**Work to do**
Without the pictures, return each record as it appears.

Source data

[Start]

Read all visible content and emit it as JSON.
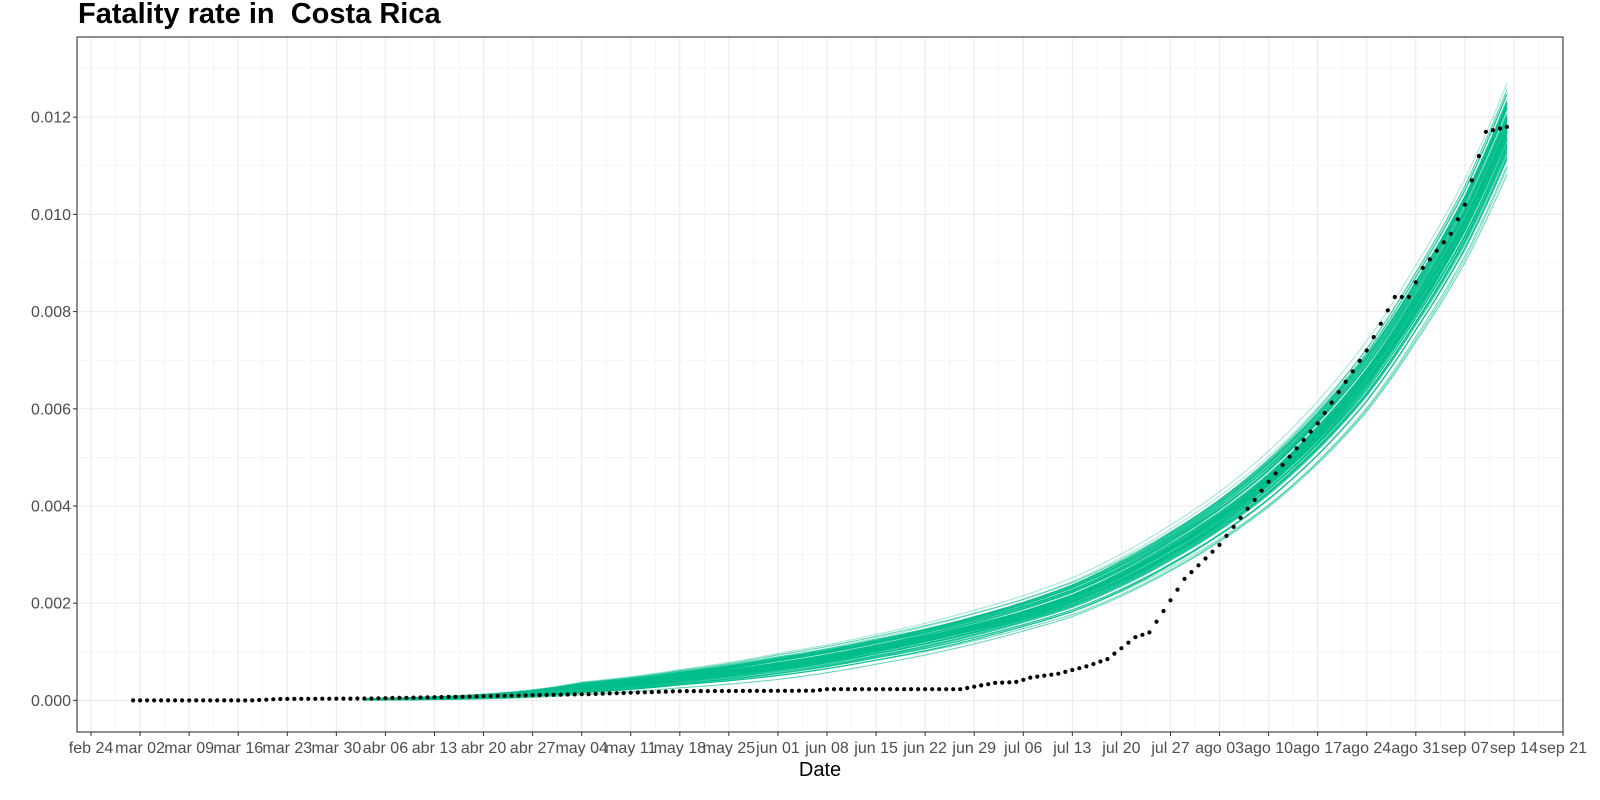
{
  "chart_data": {
    "type": "line",
    "title": "Fatality rate in  Costa Rica",
    "xlabel": "Date",
    "ylabel": "",
    "x_range": [
      "2020-02-22",
      "2020-09-21"
    ],
    "ylim": [
      -0.00065,
      0.01365
    ],
    "x_ticks": [
      {
        "date": "2020-02-24",
        "label": "feb 24"
      },
      {
        "date": "2020-03-02",
        "label": "mar 02"
      },
      {
        "date": "2020-03-09",
        "label": "mar 09"
      },
      {
        "date": "2020-03-16",
        "label": "mar 16"
      },
      {
        "date": "2020-03-23",
        "label": "mar 23"
      },
      {
        "date": "2020-03-30",
        "label": "mar 30"
      },
      {
        "date": "2020-04-06",
        "label": "abr 06"
      },
      {
        "date": "2020-04-13",
        "label": "abr 13"
      },
      {
        "date": "2020-04-20",
        "label": "abr 20"
      },
      {
        "date": "2020-04-27",
        "label": "abr 27"
      },
      {
        "date": "2020-05-04",
        "label": "may 04"
      },
      {
        "date": "2020-05-11",
        "label": "may 11"
      },
      {
        "date": "2020-05-18",
        "label": "may 18"
      },
      {
        "date": "2020-05-25",
        "label": "may 25"
      },
      {
        "date": "2020-06-01",
        "label": "jun 01"
      },
      {
        "date": "2020-06-08",
        "label": "jun 08"
      },
      {
        "date": "2020-06-15",
        "label": "jun 15"
      },
      {
        "date": "2020-06-22",
        "label": "jun 22"
      },
      {
        "date": "2020-06-29",
        "label": "jun 29"
      },
      {
        "date": "2020-07-06",
        "label": "jul 06"
      },
      {
        "date": "2020-07-13",
        "label": "jul 13"
      },
      {
        "date": "2020-07-20",
        "label": "jul 20"
      },
      {
        "date": "2020-07-27",
        "label": "jul 27"
      },
      {
        "date": "2020-08-03",
        "label": "ago 03"
      },
      {
        "date": "2020-08-10",
        "label": "ago 10"
      },
      {
        "date": "2020-08-17",
        "label": "ago 17"
      },
      {
        "date": "2020-08-24",
        "label": "ago 24"
      },
      {
        "date": "2020-08-31",
        "label": "ago 31"
      },
      {
        "date": "2020-09-07",
        "label": "sep 07"
      },
      {
        "date": "2020-09-14",
        "label": "sep 14"
      },
      {
        "date": "2020-09-21",
        "label": "sep 21"
      }
    ],
    "y_ticks": [
      0.0,
      0.002,
      0.004,
      0.006,
      0.008,
      0.01,
      0.012
    ],
    "y_tick_labels": [
      "0.000",
      "0.002",
      "0.004",
      "0.006",
      "0.008",
      "0.010",
      "0.012"
    ],
    "grid": true,
    "simulations": {
      "count": 80,
      "color": "#00BE8C",
      "start": "2020-04-03",
      "end": "2020-09-13",
      "center_points": [
        {
          "date": "2020-04-03",
          "value": 2e-05
        },
        {
          "date": "2020-04-20",
          "value": 8e-05
        },
        {
          "date": "2020-05-04",
          "value": 0.00025
        },
        {
          "date": "2020-05-18",
          "value": 0.00045
        },
        {
          "date": "2020-06-01",
          "value": 0.0007
        },
        {
          "date": "2020-06-15",
          "value": 0.00105
        },
        {
          "date": "2020-06-29",
          "value": 0.0015
        },
        {
          "date": "2020-07-13",
          "value": 0.0021
        },
        {
          "date": "2020-07-27",
          "value": 0.0031
        },
        {
          "date": "2020-08-10",
          "value": 0.0045
        },
        {
          "date": "2020-08-24",
          "value": 0.0066
        },
        {
          "date": "2020-08-31",
          "value": 0.0081
        },
        {
          "date": "2020-09-07",
          "value": 0.0098
        },
        {
          "date": "2020-09-13",
          "value": 0.0117
        }
      ],
      "spread_points": [
        {
          "date": "2020-04-03",
          "value": 1e-05
        },
        {
          "date": "2020-05-04",
          "value": 8e-05
        },
        {
          "date": "2020-06-01",
          "value": 0.00015
        },
        {
          "date": "2020-07-06",
          "value": 0.0002
        },
        {
          "date": "2020-08-03",
          "value": 0.0003
        },
        {
          "date": "2020-08-24",
          "value": 0.00045
        },
        {
          "date": "2020-09-13",
          "value": 0.0006
        }
      ]
    },
    "observed": {
      "color": "#000000",
      "start": "2020-03-01",
      "end": "2020-09-13",
      "key_points": [
        {
          "date": "2020-03-01",
          "value": 0.0
        },
        {
          "date": "2020-03-18",
          "value": 0.0
        },
        {
          "date": "2020-03-22",
          "value": 3e-05
        },
        {
          "date": "2020-04-04",
          "value": 4e-05
        },
        {
          "date": "2020-04-18",
          "value": 8e-05
        },
        {
          "date": "2020-05-05",
          "value": 0.00013
        },
        {
          "date": "2020-05-18",
          "value": 0.00019
        },
        {
          "date": "2020-06-06",
          "value": 0.0002
        },
        {
          "date": "2020-06-08",
          "value": 0.00023
        },
        {
          "date": "2020-06-27",
          "value": 0.00023
        },
        {
          "date": "2020-07-02",
          "value": 0.00036
        },
        {
          "date": "2020-07-05",
          "value": 0.00038
        },
        {
          "date": "2020-07-07",
          "value": 0.00047
        },
        {
          "date": "2020-07-11",
          "value": 0.00055
        },
        {
          "date": "2020-07-15",
          "value": 0.0007
        },
        {
          "date": "2020-07-18",
          "value": 0.00085
        },
        {
          "date": "2020-07-22",
          "value": 0.0013
        },
        {
          "date": "2020-07-24",
          "value": 0.0014
        },
        {
          "date": "2020-07-29",
          "value": 0.0025
        },
        {
          "date": "2020-08-03",
          "value": 0.0032
        },
        {
          "date": "2020-08-10",
          "value": 0.0045
        },
        {
          "date": "2020-08-17",
          "value": 0.0057
        },
        {
          "date": "2020-08-24",
          "value": 0.0072
        },
        {
          "date": "2020-08-28",
          "value": 0.0083
        },
        {
          "date": "2020-08-30",
          "value": 0.0083
        },
        {
          "date": "2020-09-01",
          "value": 0.0089
        },
        {
          "date": "2020-09-05",
          "value": 0.0096
        },
        {
          "date": "2020-09-07",
          "value": 0.0102
        },
        {
          "date": "2020-09-10",
          "value": 0.0117
        },
        {
          "date": "2020-09-13",
          "value": 0.0118
        }
      ]
    }
  }
}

[End]

**Answer in full**
Read all visible content and emit it as JSON.
{
  "chart_data": {
    "type": "line",
    "title": "Fatality rate in  Costa Rica",
    "xlabel": "Date",
    "ylabel": "",
    "x_range": [
      "2020-02-22",
      "2020-09-21"
    ],
    "ylim": [
      -0.00065,
      0.01365
    ],
    "x_ticks": [
      {
        "date": "2020-02-24",
        "label": "feb 24"
      },
      {
        "date": "2020-03-02",
        "label": "mar 02"
      },
      {
        "date": "2020-03-09",
        "label": "mar 09"
      },
      {
        "date": "2020-03-16",
        "label": "mar 16"
      },
      {
        "date": "2020-03-23",
        "label": "mar 23"
      },
      {
        "date": "2020-03-30",
        "label": "mar 30"
      },
      {
        "date": "2020-04-06",
        "label": "abr 06"
      },
      {
        "date": "2020-04-13",
        "label": "abr 13"
      },
      {
        "date": "2020-04-20",
        "label": "abr 20"
      },
      {
        "date": "2020-04-27",
        "label": "abr 27"
      },
      {
        "date": "2020-05-04",
        "label": "may 04"
      },
      {
        "date": "2020-05-11",
        "label": "may 11"
      },
      {
        "date": "2020-05-18",
        "label": "may 18"
      },
      {
        "date": "2020-05-25",
        "label": "may 25"
      },
      {
        "date": "2020-06-01",
        "label": "jun 01"
      },
      {
        "date": "2020-06-08",
        "label": "jun 08"
      },
      {
        "date": "2020-06-15",
        "label": "jun 15"
      },
      {
        "date": "2020-06-22",
        "label": "jun 22"
      },
      {
        "date": "2020-06-29",
        "label": "jun 29"
      },
      {
        "date": "2020-07-06",
        "label": "jul 06"
      },
      {
        "date": "2020-07-13",
        "label": "jul 13"
      },
      {
        "date": "2020-07-20",
        "label": "jul 20"
      },
      {
        "date": "2020-07-27",
        "label": "jul 27"
      },
      {
        "date": "2020-08-03",
        "label": "ago 03"
      },
      {
        "date": "2020-08-10",
        "label": "ago 10"
      },
      {
        "date": "2020-08-17",
        "label": "ago 17"
      },
      {
        "date": "2020-08-24",
        "label": "ago 24"
      },
      {
        "date": "2020-08-31",
        "label": "ago 31"
      },
      {
        "date": "2020-09-07",
        "label": "sep 07"
      },
      {
        "date": "2020-09-14",
        "label": "sep 14"
      },
      {
        "date": "2020-09-21",
        "label": "sep 21"
      }
    ],
    "y_ticks": [
      0.0,
      0.002,
      0.004,
      0.006,
      0.008,
      0.01,
      0.012
    ],
    "y_tick_labels": [
      "0.000",
      "0.002",
      "0.004",
      "0.006",
      "0.008",
      "0.010",
      "0.012"
    ],
    "grid": true,
    "simulations": {
      "count": 80,
      "color": "#00BE8C",
      "start": "2020-04-03",
      "end": "2020-09-13",
      "center_points": [
        {
          "date": "2020-04-03",
          "value": 2e-05
        },
        {
          "date": "2020-04-20",
          "value": 8e-05
        },
        {
          "date": "2020-05-04",
          "value": 0.00025
        },
        {
          "date": "2020-05-18",
          "value": 0.00045
        },
        {
          "date": "2020-06-01",
          "value": 0.0007
        },
        {
          "date": "2020-06-15",
          "value": 0.00105
        },
        {
          "date": "2020-06-29",
          "value": 0.0015
        },
        {
          "date": "2020-07-13",
          "value": 0.0021
        },
        {
          "date": "2020-07-27",
          "value": 0.0031
        },
        {
          "date": "2020-08-10",
          "value": 0.0045
        },
        {
          "date": "2020-08-24",
          "value": 0.0066
        },
        {
          "date": "2020-08-31",
          "value": 0.0081
        },
        {
          "date": "2020-09-07",
          "value": 0.0098
        },
        {
          "date": "2020-09-13",
          "value": 0.0117
        }
      ],
      "spread_points": [
        {
          "date": "2020-04-03",
          "value": 1e-05
        },
        {
          "date": "2020-05-04",
          "value": 8e-05
        },
        {
          "date": "2020-06-01",
          "value": 0.00015
        },
        {
          "date": "2020-07-06",
          "value": 0.0002
        },
        {
          "date": "2020-08-03",
          "value": 0.0003
        },
        {
          "date": "2020-08-24",
          "value": 0.00045
        },
        {
          "date": "2020-09-13",
          "value": 0.0006
        }
      ]
    },
    "observed": {
      "color": "#000000",
      "start": "2020-03-01",
      "end": "2020-09-13",
      "key_points": [
        {
          "date": "2020-03-01",
          "value": 0.0
        },
        {
          "date": "2020-03-18",
          "value": 0.0
        },
        {
          "date": "2020-03-22",
          "value": 3e-05
        },
        {
          "date": "2020-04-04",
          "value": 4e-05
        },
        {
          "date": "2020-04-18",
          "value": 8e-05
        },
        {
          "date": "2020-05-05",
          "value": 0.00013
        },
        {
          "date": "2020-05-18",
          "value": 0.00019
        },
        {
          "date": "2020-06-06",
          "value": 0.0002
        },
        {
          "date": "2020-06-08",
          "value": 0.00023
        },
        {
          "date": "2020-06-27",
          "value": 0.00023
        },
        {
          "date": "2020-07-02",
          "value": 0.00036
        },
        {
          "date": "2020-07-05",
          "value": 0.00038
        },
        {
          "date": "2020-07-07",
          "value": 0.00047
        },
        {
          "date": "2020-07-11",
          "value": 0.00055
        },
        {
          "date": "2020-07-15",
          "value": 0.0007
        },
        {
          "date": "2020-07-18",
          "value": 0.00085
        },
        {
          "date": "2020-07-22",
          "value": 0.0013
        },
        {
          "date": "2020-07-24",
          "value": 0.0014
        },
        {
          "date": "2020-07-29",
          "value": 0.0025
        },
        {
          "date": "2020-08-03",
          "value": 0.0032
        },
        {
          "date": "2020-08-10",
          "value": 0.0045
        },
        {
          "date": "2020-08-17",
          "value": 0.0057
        },
        {
          "date": "2020-08-24",
          "value": 0.0072
        },
        {
          "date": "2020-08-28",
          "value": 0.0083
        },
        {
          "date": "2020-08-30",
          "value": 0.0083
        },
        {
          "date": "2020-09-01",
          "value": 0.0089
        },
        {
          "date": "2020-09-05",
          "value": 0.0096
        },
        {
          "date": "2020-09-07",
          "value": 0.0102
        },
        {
          "date": "2020-09-10",
          "value": 0.0117
        },
        {
          "date": "2020-09-13",
          "value": 0.0118
        }
      ]
    }
  }
}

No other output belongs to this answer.